* begin RAW RECORDS *
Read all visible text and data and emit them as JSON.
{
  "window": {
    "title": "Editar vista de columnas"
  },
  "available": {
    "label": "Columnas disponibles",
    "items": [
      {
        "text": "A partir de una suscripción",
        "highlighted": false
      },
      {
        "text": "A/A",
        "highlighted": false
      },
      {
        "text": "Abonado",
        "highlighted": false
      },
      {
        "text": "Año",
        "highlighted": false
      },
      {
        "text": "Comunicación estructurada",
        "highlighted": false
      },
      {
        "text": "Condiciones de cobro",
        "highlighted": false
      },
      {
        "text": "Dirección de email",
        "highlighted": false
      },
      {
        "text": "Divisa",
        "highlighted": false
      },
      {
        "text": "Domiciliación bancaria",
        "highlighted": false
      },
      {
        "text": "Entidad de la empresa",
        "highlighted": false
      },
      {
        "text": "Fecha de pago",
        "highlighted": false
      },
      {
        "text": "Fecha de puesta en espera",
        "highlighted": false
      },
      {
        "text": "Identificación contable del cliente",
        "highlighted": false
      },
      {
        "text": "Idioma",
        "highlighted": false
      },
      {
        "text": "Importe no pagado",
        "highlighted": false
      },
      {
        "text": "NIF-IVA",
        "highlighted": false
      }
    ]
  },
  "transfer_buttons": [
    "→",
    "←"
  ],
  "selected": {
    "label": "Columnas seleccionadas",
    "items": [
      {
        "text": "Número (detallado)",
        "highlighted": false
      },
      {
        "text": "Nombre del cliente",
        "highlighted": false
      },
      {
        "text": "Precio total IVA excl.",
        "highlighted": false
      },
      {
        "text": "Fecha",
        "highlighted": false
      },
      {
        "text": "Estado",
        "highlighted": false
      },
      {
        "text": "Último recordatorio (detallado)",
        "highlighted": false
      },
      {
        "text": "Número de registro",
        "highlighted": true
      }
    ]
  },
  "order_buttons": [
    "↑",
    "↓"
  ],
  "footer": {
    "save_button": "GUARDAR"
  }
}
* end RAW RECORDS *
* begin RAW RECORDS *
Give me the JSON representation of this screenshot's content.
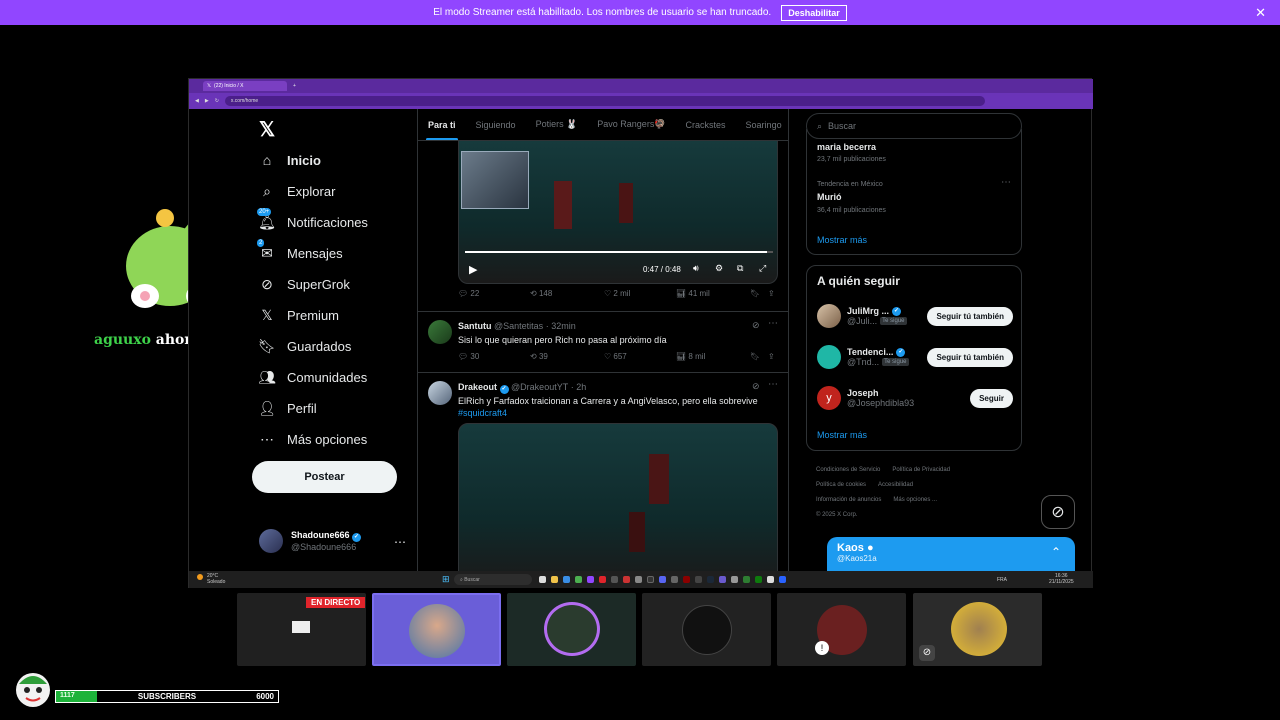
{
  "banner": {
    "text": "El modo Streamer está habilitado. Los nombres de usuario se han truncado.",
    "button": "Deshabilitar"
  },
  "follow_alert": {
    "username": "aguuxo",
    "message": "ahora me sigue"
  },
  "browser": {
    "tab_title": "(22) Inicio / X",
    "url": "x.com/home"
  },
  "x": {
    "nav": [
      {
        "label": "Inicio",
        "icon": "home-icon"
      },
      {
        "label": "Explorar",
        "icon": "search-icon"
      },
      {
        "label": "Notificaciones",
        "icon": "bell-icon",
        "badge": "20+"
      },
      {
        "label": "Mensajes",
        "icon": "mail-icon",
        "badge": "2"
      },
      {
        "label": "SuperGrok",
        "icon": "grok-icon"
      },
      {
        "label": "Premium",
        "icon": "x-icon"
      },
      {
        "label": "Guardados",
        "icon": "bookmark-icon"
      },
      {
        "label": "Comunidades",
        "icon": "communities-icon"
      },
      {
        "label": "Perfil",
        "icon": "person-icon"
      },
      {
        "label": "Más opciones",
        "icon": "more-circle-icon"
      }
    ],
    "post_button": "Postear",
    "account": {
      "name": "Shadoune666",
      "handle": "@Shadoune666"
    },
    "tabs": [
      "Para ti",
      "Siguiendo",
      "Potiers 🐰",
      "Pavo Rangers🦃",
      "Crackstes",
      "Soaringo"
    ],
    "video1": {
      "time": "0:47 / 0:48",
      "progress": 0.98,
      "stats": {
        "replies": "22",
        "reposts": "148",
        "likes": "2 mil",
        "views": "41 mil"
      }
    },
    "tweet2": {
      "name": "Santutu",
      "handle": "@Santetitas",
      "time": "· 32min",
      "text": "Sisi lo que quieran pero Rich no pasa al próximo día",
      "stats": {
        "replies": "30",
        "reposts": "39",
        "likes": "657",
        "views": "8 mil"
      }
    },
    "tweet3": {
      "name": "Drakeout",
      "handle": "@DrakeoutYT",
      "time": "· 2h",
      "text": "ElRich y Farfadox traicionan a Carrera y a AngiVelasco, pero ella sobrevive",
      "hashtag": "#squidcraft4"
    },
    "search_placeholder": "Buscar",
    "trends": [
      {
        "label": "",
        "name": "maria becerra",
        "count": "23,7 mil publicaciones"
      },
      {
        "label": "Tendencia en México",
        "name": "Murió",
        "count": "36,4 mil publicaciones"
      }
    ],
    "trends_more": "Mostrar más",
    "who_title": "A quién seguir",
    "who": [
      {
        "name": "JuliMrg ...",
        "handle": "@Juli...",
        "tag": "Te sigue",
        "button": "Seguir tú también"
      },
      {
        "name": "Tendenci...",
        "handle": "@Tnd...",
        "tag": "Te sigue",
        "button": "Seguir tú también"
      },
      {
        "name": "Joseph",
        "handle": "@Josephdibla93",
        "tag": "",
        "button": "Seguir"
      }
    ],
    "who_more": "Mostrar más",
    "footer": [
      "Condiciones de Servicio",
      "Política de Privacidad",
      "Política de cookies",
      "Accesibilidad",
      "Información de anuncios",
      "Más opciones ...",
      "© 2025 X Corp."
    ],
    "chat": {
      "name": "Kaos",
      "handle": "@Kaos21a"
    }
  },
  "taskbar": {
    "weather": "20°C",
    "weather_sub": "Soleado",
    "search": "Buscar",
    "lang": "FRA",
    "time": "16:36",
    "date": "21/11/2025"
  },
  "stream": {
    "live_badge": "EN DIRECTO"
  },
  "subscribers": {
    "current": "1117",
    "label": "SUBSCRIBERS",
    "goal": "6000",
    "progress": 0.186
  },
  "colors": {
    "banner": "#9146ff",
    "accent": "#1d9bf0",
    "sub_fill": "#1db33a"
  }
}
* end RAW RECORDS *
* begin RAW RECORDS *
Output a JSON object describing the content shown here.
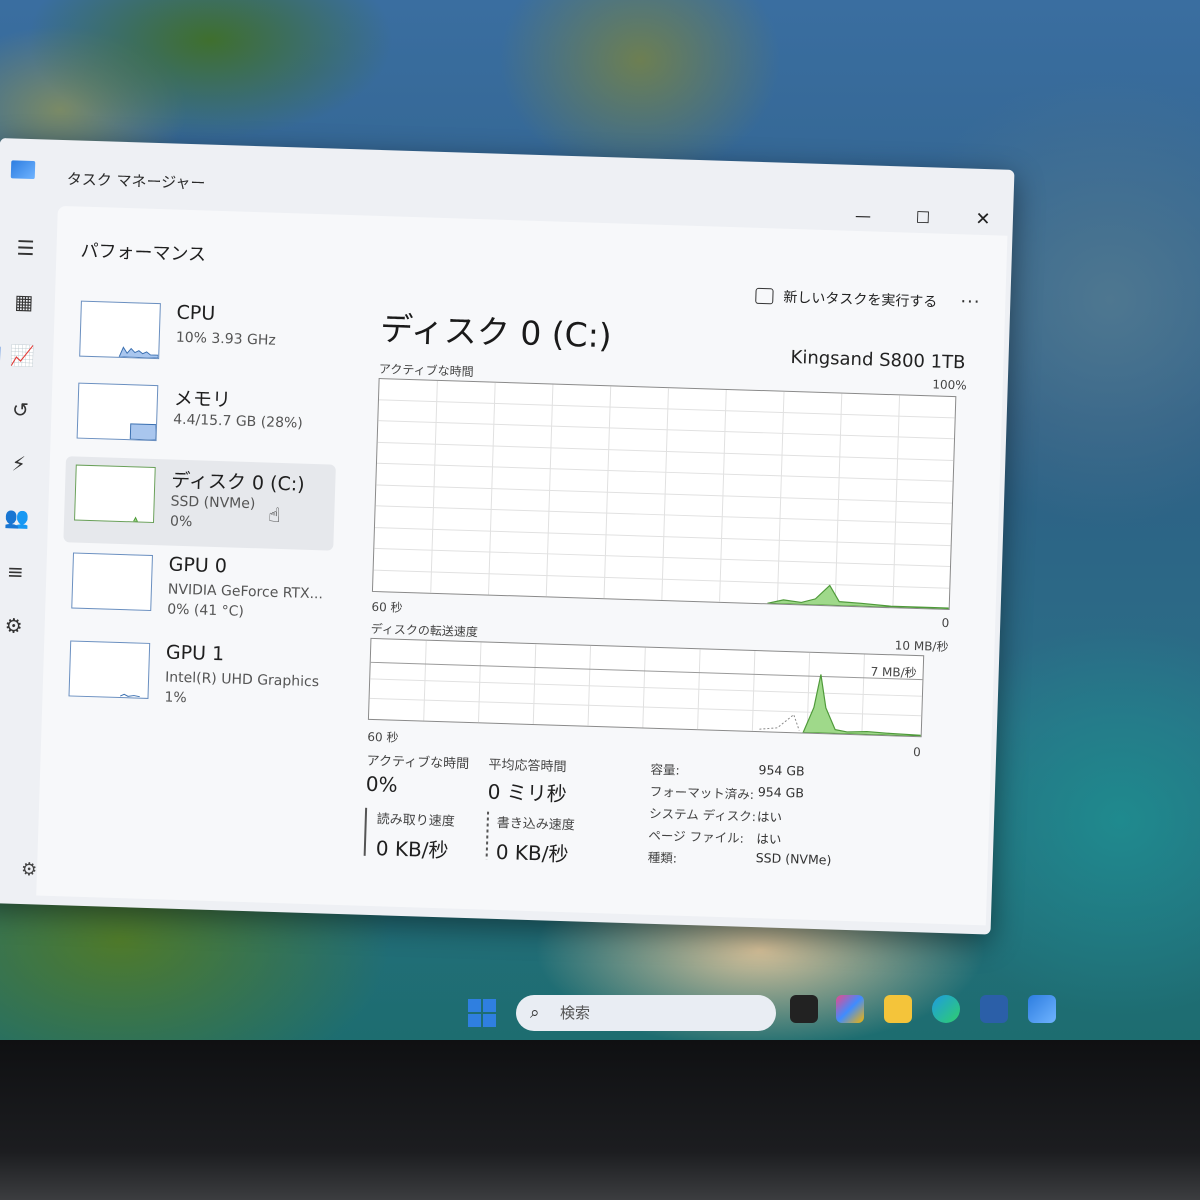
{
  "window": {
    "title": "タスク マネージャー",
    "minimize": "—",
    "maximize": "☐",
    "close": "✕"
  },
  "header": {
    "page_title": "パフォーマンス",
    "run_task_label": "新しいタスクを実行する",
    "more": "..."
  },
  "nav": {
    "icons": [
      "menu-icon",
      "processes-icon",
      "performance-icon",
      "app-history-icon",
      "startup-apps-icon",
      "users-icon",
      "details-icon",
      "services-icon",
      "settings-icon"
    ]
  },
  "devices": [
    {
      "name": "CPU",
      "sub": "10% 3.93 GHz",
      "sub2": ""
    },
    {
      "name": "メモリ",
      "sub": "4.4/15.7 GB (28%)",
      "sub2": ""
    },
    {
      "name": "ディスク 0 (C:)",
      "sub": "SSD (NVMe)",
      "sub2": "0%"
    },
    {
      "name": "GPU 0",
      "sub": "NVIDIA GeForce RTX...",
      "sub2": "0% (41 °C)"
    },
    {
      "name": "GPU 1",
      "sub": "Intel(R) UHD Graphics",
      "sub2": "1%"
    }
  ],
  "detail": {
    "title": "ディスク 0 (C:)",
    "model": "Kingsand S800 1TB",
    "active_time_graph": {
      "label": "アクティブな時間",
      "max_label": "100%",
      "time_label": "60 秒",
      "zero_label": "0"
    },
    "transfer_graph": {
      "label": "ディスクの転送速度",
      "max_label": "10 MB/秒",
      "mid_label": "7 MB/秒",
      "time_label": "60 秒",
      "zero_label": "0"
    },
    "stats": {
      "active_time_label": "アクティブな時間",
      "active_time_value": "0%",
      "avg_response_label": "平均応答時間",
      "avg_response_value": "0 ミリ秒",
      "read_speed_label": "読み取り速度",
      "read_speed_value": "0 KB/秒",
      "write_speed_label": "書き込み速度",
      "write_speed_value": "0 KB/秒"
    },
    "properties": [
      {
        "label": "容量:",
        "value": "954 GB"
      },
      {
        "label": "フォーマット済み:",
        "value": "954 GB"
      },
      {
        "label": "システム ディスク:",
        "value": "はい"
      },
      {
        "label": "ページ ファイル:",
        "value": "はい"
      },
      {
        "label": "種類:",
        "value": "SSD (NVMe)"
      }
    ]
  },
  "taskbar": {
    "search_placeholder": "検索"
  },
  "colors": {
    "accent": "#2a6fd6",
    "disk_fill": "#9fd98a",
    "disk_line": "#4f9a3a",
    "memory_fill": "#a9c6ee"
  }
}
* end RAW RECORDS *
| TO BE DONE |
Where a line of the material above holds the string "Mostrar", copy that line.

| RESULT BELOW |
    "trends_more": "Mostrar más",
    "who_more": "Mostrar más",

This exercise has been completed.